** Written instruction **
Copy each line with the word "text" in it.

** Excerpted records **
---+---

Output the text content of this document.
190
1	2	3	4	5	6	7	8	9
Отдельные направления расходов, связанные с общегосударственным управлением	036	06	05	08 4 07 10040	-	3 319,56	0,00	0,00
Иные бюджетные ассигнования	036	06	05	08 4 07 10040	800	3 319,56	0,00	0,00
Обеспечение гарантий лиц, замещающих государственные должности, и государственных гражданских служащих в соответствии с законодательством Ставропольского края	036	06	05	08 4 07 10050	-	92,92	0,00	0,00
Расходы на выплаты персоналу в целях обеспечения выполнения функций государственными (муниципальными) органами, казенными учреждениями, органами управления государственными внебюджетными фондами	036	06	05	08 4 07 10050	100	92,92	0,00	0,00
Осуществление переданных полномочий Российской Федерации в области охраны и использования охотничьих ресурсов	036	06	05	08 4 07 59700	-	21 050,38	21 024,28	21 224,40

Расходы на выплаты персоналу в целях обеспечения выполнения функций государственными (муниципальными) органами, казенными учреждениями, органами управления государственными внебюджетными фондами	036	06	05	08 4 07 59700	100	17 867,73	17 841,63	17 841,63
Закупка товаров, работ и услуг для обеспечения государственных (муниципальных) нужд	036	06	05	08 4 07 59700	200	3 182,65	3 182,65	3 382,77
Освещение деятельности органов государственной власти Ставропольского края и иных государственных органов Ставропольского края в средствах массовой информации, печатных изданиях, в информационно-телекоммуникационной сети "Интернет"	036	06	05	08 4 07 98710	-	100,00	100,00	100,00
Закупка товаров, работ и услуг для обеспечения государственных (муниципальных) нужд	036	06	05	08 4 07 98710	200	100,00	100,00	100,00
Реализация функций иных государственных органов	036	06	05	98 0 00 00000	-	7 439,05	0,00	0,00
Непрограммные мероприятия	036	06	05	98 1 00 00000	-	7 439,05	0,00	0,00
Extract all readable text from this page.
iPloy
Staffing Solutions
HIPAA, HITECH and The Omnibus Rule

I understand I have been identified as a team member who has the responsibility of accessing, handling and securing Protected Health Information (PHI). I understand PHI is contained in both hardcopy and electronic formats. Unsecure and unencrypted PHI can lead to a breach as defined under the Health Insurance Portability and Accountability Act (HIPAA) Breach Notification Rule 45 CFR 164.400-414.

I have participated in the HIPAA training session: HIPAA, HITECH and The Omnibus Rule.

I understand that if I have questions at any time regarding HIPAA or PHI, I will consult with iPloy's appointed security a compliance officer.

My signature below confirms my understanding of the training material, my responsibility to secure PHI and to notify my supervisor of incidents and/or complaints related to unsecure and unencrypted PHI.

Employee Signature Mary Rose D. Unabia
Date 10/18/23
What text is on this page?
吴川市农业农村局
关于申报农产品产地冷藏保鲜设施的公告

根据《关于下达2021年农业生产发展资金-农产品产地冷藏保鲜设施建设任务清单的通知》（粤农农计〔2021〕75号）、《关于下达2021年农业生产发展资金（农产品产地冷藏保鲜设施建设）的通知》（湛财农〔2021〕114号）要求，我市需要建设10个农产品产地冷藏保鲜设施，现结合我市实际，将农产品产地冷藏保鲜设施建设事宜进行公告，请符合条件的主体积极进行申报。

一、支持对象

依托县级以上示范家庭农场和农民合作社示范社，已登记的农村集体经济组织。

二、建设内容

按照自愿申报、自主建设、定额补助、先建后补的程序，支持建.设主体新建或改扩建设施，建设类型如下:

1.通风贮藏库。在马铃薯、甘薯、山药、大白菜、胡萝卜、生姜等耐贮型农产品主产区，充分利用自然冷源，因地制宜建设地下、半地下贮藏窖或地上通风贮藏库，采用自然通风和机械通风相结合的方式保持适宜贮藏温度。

---+---

** Answer to this task **
Output the text content of this document.
Extract all readable text from this page.
What text is on this page?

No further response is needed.